[PROBLEM TO WORK ON]
Below is a listing; copy all of it exactly.

[Data records]
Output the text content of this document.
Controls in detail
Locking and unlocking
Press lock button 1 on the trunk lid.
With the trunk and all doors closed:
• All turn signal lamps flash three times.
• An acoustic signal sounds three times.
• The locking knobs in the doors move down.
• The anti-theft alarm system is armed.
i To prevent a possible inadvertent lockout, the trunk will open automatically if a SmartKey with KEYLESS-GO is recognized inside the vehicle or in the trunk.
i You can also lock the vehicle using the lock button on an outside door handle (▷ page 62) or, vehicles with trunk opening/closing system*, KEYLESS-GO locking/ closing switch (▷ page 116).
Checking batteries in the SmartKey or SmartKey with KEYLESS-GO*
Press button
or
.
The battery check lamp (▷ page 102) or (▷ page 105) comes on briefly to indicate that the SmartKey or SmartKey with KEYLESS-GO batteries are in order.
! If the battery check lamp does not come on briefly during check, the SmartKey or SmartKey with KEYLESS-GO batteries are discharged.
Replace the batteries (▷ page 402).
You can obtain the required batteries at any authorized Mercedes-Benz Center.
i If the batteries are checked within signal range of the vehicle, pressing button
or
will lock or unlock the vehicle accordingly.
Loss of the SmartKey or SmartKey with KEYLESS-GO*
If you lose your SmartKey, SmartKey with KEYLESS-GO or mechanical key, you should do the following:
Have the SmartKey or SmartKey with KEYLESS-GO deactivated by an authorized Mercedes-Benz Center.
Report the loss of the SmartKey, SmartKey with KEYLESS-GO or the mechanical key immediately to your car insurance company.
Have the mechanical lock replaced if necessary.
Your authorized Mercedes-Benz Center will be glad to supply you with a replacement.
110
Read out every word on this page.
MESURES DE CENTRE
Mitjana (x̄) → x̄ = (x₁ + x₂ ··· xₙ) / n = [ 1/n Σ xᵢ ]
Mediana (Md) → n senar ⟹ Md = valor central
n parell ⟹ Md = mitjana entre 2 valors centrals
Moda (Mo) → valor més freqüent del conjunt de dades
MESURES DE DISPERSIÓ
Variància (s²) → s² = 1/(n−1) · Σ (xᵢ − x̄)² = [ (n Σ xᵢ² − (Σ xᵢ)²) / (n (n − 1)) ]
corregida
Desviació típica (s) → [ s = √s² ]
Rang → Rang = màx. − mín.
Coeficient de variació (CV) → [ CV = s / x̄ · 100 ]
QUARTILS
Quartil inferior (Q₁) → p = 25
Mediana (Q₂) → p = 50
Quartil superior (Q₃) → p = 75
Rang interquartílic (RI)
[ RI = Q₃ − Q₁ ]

[SOLUTION FOR THIS TASK]
Output the text content of this document.
Controls in detail
Locking and unlocking
Press lock button 1 on the trunk lid.
With the trunk and all doors closed:
• All turn signal lamps flash three times.
• An acoustic signal sounds three times.
• The locking knobs in the doors move down.
• The anti-theft alarm system is armed.
i To prevent a possible inadvertent lockout, the trunk will open automatically if a SmartKey with KEYLESS-GO is recognized inside the vehicle or in the trunk.
i You can also lock the vehicle using the lock button on an outside door handle (▷ page 62) or, vehicles with trunk opening/closing system*, KEYLESS-GO locking/ closing switch (▷ page 116).
Checking batteries in the SmartKey or SmartKey with KEYLESS-GO*
Press button
or
.
The battery check lamp (▷ page 102) or (▷ page 105) comes on briefly to indicate that the SmartKey or SmartKey with KEYLESS-GO batteries are in order.
! If the battery check lamp does not come on briefly during check, the SmartKey or SmartKey with KEYLESS-GO batteries are discharged.
Replace the batteries (▷ page 402).
You can obtain the required batteries at any authorized Mercedes-Benz Center.
i If the batteries are checked within signal range of the vehicle, pressing button
or
will lock or unlock the vehicle accordingly.
Loss of the SmartKey or SmartKey with KEYLESS-GO*
If you lose your SmartKey, SmartKey with KEYLESS-GO or mechanical key, you should do the following:
Have the SmartKey or SmartKey with KEYLESS-GO deactivated by an authorized Mercedes-Benz Center.
Report the loss of the SmartKey, SmartKey with KEYLESS-GO or the mechanical key immediately to your car insurance company.
Have the mechanical lock replaced if necessary.
Your authorized Mercedes-Benz Center will be glad to supply you with a replacement.
110
Read out every word on this page.
MESURES DE CENTRE
Mitjana (x̄) → x̄ = (x₁ + x₂ ··· xₙ) / n = [ 1/n Σ xᵢ ]
Mediana (Md) → n senar ⟹ Md = valor central
n parell ⟹ Md = mitjana entre 2 valors centrals
Moda (Mo) → valor més freqüent del conjunt de dades
MESURES DE DISPERSIÓ
Variància (s²) → s² = 1/(n−1) · Σ (xᵢ − x̄)² = [ (n Σ xᵢ² − (Σ xᵢ)²) / (n (n − 1)) ]
corregida
Desviació típica (s) → [ s = √s² ]
Rang → Rang = màx. − mín.
Coeficient de variació (CV) → [ CV = s / x̄ · 100 ]
QUARTILS
Quartil inferior (Q₁) → p = 25
Mediana (Q₂) → p = 50
Quartil superior (Q₃) → p = 75
Rang interquartílic (RI)
[ RI = Q₃ − Q₁ ]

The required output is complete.